**Stated exercise:** Copy each line below in which the word "JSON" occurs.

___ Material supplied

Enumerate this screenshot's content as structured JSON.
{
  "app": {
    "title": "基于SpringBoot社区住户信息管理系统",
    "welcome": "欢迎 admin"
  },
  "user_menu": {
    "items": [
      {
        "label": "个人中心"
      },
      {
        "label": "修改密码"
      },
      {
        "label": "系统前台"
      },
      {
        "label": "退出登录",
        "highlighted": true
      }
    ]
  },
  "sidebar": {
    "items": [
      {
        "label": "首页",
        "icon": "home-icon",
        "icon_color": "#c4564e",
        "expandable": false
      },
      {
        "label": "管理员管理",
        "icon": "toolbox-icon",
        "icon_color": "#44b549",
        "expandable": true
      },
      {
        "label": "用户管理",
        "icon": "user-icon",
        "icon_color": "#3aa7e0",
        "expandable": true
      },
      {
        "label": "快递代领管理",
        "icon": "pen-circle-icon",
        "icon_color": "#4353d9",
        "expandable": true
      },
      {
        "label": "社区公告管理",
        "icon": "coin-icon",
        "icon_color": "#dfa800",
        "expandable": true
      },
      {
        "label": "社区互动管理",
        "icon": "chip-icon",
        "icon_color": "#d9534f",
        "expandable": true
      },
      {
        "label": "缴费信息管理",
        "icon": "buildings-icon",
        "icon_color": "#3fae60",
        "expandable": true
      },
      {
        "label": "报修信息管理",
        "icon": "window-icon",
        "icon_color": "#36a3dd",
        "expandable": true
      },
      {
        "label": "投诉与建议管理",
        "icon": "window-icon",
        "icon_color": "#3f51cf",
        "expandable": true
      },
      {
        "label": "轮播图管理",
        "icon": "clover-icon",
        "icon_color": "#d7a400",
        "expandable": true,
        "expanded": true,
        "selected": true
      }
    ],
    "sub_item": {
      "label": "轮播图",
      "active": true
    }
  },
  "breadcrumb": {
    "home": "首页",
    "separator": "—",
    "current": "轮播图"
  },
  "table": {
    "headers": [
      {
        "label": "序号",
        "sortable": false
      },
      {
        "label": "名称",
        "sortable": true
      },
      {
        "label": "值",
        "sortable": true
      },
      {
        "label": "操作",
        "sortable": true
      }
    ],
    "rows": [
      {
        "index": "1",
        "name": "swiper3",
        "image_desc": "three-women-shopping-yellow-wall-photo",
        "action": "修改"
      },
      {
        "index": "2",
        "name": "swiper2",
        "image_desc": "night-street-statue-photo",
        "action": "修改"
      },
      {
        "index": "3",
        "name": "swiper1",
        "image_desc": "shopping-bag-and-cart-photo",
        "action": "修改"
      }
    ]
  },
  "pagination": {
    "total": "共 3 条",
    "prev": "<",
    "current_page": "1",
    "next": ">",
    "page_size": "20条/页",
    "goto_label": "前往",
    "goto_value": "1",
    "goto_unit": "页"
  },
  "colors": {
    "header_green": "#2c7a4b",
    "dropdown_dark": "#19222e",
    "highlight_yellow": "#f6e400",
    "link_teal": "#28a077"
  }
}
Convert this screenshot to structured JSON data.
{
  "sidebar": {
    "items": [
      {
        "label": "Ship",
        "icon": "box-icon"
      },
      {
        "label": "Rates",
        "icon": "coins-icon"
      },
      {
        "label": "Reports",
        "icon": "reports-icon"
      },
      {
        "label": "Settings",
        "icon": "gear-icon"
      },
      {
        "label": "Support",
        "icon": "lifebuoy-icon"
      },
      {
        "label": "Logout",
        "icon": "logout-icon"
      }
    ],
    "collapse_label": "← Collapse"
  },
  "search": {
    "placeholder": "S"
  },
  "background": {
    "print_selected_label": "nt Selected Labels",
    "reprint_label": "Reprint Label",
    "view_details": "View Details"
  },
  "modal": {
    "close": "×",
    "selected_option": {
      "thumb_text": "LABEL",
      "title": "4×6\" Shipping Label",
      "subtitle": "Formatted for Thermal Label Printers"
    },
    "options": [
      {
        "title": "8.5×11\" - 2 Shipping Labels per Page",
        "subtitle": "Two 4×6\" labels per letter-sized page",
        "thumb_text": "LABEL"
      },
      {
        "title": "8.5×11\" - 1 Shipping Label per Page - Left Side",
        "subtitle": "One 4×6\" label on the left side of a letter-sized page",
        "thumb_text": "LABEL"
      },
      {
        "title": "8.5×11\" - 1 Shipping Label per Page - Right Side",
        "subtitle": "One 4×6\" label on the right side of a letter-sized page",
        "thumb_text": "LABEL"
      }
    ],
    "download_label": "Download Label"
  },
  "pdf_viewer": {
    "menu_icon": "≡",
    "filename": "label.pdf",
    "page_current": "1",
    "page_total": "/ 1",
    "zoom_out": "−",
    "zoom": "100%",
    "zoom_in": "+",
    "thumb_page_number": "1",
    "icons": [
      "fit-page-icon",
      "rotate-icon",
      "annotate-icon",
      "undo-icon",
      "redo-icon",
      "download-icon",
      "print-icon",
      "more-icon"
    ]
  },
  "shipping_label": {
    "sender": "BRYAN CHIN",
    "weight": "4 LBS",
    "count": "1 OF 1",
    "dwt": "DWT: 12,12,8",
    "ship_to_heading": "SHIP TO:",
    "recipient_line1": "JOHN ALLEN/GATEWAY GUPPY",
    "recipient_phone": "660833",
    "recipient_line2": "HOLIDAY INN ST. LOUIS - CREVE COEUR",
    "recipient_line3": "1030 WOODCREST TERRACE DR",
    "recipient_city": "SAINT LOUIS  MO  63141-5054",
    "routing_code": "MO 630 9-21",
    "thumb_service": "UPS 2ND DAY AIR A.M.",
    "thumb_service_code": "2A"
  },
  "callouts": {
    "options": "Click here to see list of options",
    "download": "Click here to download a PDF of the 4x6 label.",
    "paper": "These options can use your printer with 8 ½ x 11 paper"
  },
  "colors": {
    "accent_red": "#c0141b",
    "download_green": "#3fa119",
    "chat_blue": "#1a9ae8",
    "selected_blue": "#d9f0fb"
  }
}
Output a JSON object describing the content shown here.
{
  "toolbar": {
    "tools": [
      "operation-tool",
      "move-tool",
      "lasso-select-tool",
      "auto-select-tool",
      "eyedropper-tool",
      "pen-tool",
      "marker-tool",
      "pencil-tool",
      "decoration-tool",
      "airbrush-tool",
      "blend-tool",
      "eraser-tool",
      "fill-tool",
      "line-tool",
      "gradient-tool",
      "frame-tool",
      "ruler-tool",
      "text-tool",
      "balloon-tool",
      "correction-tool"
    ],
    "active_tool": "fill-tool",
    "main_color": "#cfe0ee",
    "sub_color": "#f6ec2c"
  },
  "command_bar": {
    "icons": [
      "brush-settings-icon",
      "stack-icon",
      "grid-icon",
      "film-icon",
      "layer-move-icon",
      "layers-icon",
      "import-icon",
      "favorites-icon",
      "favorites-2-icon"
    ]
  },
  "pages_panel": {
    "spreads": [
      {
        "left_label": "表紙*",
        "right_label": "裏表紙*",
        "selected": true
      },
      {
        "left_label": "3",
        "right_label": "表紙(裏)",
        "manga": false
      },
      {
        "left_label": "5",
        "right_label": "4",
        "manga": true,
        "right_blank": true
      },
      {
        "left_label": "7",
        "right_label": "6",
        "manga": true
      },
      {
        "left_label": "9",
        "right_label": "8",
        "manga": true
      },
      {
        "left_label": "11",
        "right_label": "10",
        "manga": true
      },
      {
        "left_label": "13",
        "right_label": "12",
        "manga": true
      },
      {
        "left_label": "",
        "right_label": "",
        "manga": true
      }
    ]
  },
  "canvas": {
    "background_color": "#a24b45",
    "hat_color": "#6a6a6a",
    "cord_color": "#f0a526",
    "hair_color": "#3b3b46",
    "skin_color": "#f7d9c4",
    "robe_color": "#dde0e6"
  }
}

______

**Exercise output:**
Enumerate this screenshot's content as structured JSON.
Convert this screenshot to structured JSON data.
Output a JSON object describing the content shown here.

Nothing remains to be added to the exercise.